RECORD SET:
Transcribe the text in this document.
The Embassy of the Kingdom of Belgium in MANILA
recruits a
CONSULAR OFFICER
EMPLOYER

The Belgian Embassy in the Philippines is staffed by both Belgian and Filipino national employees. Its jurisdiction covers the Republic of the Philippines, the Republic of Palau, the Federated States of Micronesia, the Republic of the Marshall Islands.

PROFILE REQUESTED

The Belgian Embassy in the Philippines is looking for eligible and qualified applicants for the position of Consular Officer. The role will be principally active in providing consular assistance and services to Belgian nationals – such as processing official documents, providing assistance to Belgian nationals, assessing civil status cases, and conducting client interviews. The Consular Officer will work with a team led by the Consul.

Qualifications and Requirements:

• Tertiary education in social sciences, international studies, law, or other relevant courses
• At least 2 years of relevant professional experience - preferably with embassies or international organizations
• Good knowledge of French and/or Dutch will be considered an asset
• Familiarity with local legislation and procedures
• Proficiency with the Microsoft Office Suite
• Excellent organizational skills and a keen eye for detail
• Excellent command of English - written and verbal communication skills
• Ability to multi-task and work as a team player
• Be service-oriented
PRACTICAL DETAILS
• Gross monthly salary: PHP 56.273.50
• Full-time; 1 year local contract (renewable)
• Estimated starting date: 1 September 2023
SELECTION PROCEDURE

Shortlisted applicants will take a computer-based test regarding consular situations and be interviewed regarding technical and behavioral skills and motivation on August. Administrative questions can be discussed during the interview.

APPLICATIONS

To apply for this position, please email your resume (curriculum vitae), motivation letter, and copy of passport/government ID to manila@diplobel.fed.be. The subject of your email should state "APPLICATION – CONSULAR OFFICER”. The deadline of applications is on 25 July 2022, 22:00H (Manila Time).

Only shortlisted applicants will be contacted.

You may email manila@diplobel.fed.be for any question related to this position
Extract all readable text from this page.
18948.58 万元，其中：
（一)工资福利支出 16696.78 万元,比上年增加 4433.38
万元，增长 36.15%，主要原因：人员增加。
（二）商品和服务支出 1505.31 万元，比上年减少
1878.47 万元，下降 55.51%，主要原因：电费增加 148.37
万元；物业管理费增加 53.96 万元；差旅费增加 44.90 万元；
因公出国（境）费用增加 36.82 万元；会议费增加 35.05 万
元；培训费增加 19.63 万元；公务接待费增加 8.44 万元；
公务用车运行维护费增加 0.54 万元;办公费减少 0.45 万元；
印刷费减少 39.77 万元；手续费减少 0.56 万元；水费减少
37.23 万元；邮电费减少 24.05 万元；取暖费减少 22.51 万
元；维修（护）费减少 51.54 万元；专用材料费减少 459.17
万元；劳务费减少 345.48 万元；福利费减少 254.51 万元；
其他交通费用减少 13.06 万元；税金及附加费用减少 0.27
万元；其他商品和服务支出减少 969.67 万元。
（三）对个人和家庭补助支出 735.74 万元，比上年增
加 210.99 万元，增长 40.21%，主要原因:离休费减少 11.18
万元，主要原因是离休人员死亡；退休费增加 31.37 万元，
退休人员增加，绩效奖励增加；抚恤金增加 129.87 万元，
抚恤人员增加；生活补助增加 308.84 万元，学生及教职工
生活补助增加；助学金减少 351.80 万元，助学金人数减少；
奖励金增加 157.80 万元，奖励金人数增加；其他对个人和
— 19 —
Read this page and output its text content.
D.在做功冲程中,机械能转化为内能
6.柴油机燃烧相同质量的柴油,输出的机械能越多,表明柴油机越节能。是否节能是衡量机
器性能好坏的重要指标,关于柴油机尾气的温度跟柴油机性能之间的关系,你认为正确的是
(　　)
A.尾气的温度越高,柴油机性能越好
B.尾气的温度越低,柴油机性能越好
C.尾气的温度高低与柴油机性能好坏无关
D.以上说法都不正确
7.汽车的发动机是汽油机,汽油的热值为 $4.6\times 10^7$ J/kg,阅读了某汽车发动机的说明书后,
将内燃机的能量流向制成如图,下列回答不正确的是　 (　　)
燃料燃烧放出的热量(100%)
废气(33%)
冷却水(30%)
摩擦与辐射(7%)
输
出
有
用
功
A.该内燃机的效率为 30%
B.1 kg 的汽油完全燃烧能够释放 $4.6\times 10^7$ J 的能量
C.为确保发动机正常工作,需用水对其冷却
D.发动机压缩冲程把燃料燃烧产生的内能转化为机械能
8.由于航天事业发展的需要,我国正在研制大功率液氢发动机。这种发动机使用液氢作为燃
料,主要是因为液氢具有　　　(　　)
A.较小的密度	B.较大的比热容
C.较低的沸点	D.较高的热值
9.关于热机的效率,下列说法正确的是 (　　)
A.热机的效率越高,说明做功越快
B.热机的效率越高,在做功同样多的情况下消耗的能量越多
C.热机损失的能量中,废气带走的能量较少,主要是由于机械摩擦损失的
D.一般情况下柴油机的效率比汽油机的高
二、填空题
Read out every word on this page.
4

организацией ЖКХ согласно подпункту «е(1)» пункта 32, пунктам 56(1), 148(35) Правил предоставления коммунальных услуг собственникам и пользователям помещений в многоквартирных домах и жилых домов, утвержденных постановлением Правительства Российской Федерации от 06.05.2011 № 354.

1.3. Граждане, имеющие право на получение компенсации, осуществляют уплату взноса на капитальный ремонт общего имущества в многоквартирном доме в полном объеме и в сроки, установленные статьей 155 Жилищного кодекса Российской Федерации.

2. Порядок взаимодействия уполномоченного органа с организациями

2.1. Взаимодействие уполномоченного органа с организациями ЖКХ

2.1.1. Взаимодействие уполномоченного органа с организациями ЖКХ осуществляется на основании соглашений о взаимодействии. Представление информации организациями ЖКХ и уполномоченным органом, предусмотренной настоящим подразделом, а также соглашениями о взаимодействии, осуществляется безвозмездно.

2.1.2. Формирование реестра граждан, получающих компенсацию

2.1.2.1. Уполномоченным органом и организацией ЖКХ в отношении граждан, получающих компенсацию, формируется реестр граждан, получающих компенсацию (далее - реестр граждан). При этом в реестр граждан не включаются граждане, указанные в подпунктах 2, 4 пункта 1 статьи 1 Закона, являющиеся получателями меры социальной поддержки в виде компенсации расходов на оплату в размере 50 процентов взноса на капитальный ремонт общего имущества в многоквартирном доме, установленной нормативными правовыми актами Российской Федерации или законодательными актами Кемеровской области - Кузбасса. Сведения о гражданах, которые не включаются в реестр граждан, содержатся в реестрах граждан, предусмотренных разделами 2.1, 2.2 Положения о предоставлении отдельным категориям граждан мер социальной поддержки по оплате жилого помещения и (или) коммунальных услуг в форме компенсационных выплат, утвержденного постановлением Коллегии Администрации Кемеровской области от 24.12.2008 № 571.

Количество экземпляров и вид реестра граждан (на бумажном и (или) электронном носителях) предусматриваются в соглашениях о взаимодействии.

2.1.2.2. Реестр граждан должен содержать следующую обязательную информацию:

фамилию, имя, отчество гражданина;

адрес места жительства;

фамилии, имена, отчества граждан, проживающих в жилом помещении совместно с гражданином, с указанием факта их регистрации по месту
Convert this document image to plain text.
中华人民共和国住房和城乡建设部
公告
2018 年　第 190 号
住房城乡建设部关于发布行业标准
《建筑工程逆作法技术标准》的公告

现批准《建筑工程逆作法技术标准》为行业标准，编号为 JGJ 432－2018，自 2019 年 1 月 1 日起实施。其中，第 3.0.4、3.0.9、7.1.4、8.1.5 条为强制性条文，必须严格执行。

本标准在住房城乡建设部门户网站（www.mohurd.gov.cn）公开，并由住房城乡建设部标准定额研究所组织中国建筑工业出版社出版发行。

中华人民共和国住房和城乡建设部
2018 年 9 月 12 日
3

WHAT YOU WILL DO: Please restate the data word for word, every record included.

TASK ANSWER:
Transcribe the text in this document.
The Embassy of the Kingdom of Belgium in MANILA
recruits a
CONSULAR OFFICER
EMPLOYER

The Belgian Embassy in the Philippines is staffed by both Belgian and Filipino national employees. Its jurisdiction covers the Republic of the Philippines, the Republic of Palau, the Federated States of Micronesia, the Republic of the Marshall Islands.

PROFILE REQUESTED

The Belgian Embassy in the Philippines is looking for eligible and qualified applicants for the position of Consular Officer. The role will be principally active in providing consular assistance and services to Belgian nationals – such as processing official documents, providing assistance to Belgian nationals, assessing civil status cases, and conducting client interviews. The Consular Officer will work with a team led by the Consul.

Qualifications and Requirements:

• Tertiary education in social sciences, international studies, law, or other relevant courses
• At least 2 years of relevant professional experience - preferably with embassies or international organizations
• Good knowledge of French and/or Dutch will be considered an asset
• Familiarity with local legislation and procedures
• Proficiency with the Microsoft Office Suite
• Excellent organizational skills and a keen eye for detail
• Excellent command of English - written and verbal communication skills
• Ability to multi-task and work as a team player
• Be service-oriented
PRACTICAL DETAILS
• Gross monthly salary: PHP 56.273.50
• Full-time; 1 year local contract (renewable)
• Estimated starting date: 1 September 2023
SELECTION PROCEDURE

Shortlisted applicants will take a computer-based test regarding consular situations and be interviewed regarding technical and behavioral skills and motivation on August. Administrative questions can be discussed during the interview.

APPLICATIONS

To apply for this position, please email your resume (curriculum vitae), motivation letter, and copy of passport/government ID to manila@diplobel.fed.be. The subject of your email should state "APPLICATION – CONSULAR OFFICER”. The deadline of applications is on 25 July 2022, 22:00H (Manila Time).

Only shortlisted applicants will be contacted.

You may email manila@diplobel.fed.be for any question related to this position
Extract all readable text from this page.
18948.58 万元，其中：
（一)工资福利支出 16696.78 万元,比上年增加 4433.38
万元，增长 36.15%，主要原因：人员增加。
（二）商品和服务支出 1505.31 万元，比上年减少
1878.47 万元，下降 55.51%，主要原因：电费增加 148.37
万元；物业管理费增加 53.96 万元；差旅费增加 44.90 万元；
因公出国（境）费用增加 36.82 万元；会议费增加 35.05 万
元；培训费增加 19.63 万元；公务接待费增加 8.44 万元；
公务用车运行维护费增加 0.54 万元;办公费减少 0.45 万元；
印刷费减少 39.77 万元；手续费减少 0.56 万元；水费减少
37.23 万元；邮电费减少 24.05 万元；取暖费减少 22.51 万
元；维修（护）费减少 51.54 万元；专用材料费减少 459.17
万元；劳务费减少 345.48 万元；福利费减少 254.51 万元；
其他交通费用减少 13.06 万元；税金及附加费用减少 0.27
万元；其他商品和服务支出减少 969.67 万元。
（三）对个人和家庭补助支出 735.74 万元，比上年增
加 210.99 万元，增长 40.21%，主要原因:离休费减少 11.18
万元，主要原因是离休人员死亡；退休费增加 31.37 万元，
退休人员增加，绩效奖励增加；抚恤金增加 129.87 万元，
抚恤人员增加；生活补助增加 308.84 万元，学生及教职工
生活补助增加；助学金减少 351.80 万元，助学金人数减少；
奖励金增加 157.80 万元，奖励金人数增加；其他对个人和
— 19 —
Read this page and output its text content.
D.在做功冲程中,机械能转化为内能
6.柴油机燃烧相同质量的柴油,输出的机械能越多,表明柴油机越节能。是否节能是衡量机
器性能好坏的重要指标,关于柴油机尾气的温度跟柴油机性能之间的关系,你认为正确的是
(　　)
A.尾气的温度越高,柴油机性能越好
B.尾气的温度越低,柴油机性能越好
C.尾气的温度高低与柴油机性能好坏无关
D.以上说法都不正确
7.汽车的发动机是汽油机,汽油的热值为 $4.6\times 10^7$ J/kg,阅读了某汽车发动机的说明书后,
将内燃机的能量流向制成如图,下列回答不正确的是　 (　　)
燃料燃烧放出的热量(100%)
废气(33%)
冷却水(30%)
摩擦与辐射(7%)
输
出
有
用
功
A.该内燃机的效率为 30%
B.1 kg 的汽油完全燃烧能够释放 $4.6\times 10^7$ J 的能量
C.为确保发动机正常工作,需用水对其冷却
D.发动机压缩冲程把燃料燃烧产生的内能转化为机械能
8.由于航天事业发展的需要,我国正在研制大功率液氢发动机。这种发动机使用液氢作为燃
料,主要是因为液氢具有　　　(　　)
A.较小的密度	B.较大的比热容
C.较低的沸点	D.较高的热值
9.关于热机的效率,下列说法正确的是 (　　)
A.热机的效率越高,说明做功越快
B.热机的效率越高,在做功同样多的情况下消耗的能量越多
C.热机损失的能量中,废气带走的能量较少,主要是由于机械摩擦损失的
D.一般情况下柴油机的效率比汽油机的高
二、填空题
Read out every word on this page.
4

организацией ЖКХ согласно подпункту «е(1)» пункта 32, пунктам 56(1), 148(35) Правил предоставления коммунальных услуг собственникам и пользователям помещений в многоквартирных домах и жилых домов, утвержденных постановлением Правительства Российской Федерации от 06.05.2011 № 354.

1.3. Граждане, имеющие право на получение компенсации, осуществляют уплату взноса на капитальный ремонт общего имущества в многоквартирном доме в полном объеме и в сроки, установленные статьей 155 Жилищного кодекса Российской Федерации.

2. Порядок взаимодействия уполномоченного органа с организациями

2.1. Взаимодействие уполномоченного органа с организациями ЖКХ

2.1.1. Взаимодействие уполномоченного органа с организациями ЖКХ осуществляется на основании соглашений о взаимодействии. Представление информации организациями ЖКХ и уполномоченным органом, предусмотренной настоящим подразделом, а также соглашениями о взаимодействии, осуществляется безвозмездно.

2.1.2. Формирование реестра граждан, получающих компенсацию

2.1.2.1. Уполномоченным органом и организацией ЖКХ в отношении граждан, получающих компенсацию, формируется реестр граждан, получающих компенсацию (далее - реестр граждан). При этом в реестр граждан не включаются граждане, указанные в подпунктах 2, 4 пункта 1 статьи 1 Закона, являющиеся получателями меры социальной поддержки в виде компенсации расходов на оплату в размере 50 процентов взноса на капитальный ремонт общего имущества в многоквартирном доме, установленной нормативными правовыми актами Российской Федерации или законодательными актами Кемеровской области - Кузбасса. Сведения о гражданах, которые не включаются в реестр граждан, содержатся в реестрах граждан, предусмотренных разделами 2.1, 2.2 Положения о предоставлении отдельным категориям граждан мер социальной поддержки по оплате жилого помещения и (или) коммунальных услуг в форме компенсационных выплат, утвержденного постановлением Коллегии Администрации Кемеровской области от 24.12.2008 № 571.

Количество экземпляров и вид реестра граждан (на бумажном и (или) электронном носителях) предусматриваются в соглашениях о взаимодействии.

2.1.2.2. Реестр граждан должен содержать следующую обязательную информацию:

фамилию, имя, отчество гражданина;

адрес места жительства;

фамилии, имена, отчества граждан, проживающих в жилом помещении совместно с гражданином, с указанием факта их регистрации по месту
Convert this document image to plain text.
中华人民共和国住房和城乡建设部
公告
2018 年　第 190 号
住房城乡建设部关于发布行业标准
《建筑工程逆作法技术标准》的公告

现批准《建筑工程逆作法技术标准》为行业标准，编号为 JGJ 432－2018，自 2019 年 1 月 1 日起实施。其中，第 3.0.4、3.0.9、7.1.4、8.1.5 条为强制性条文，必须严格执行。

本标准在住房城乡建设部门户网站（www.mohurd.gov.cn）公开，并由住房城乡建设部标准定额研究所组织中国建筑工业出版社出版发行。

中华人民共和国住房和城乡建设部
2018 年 9 月 12 日
3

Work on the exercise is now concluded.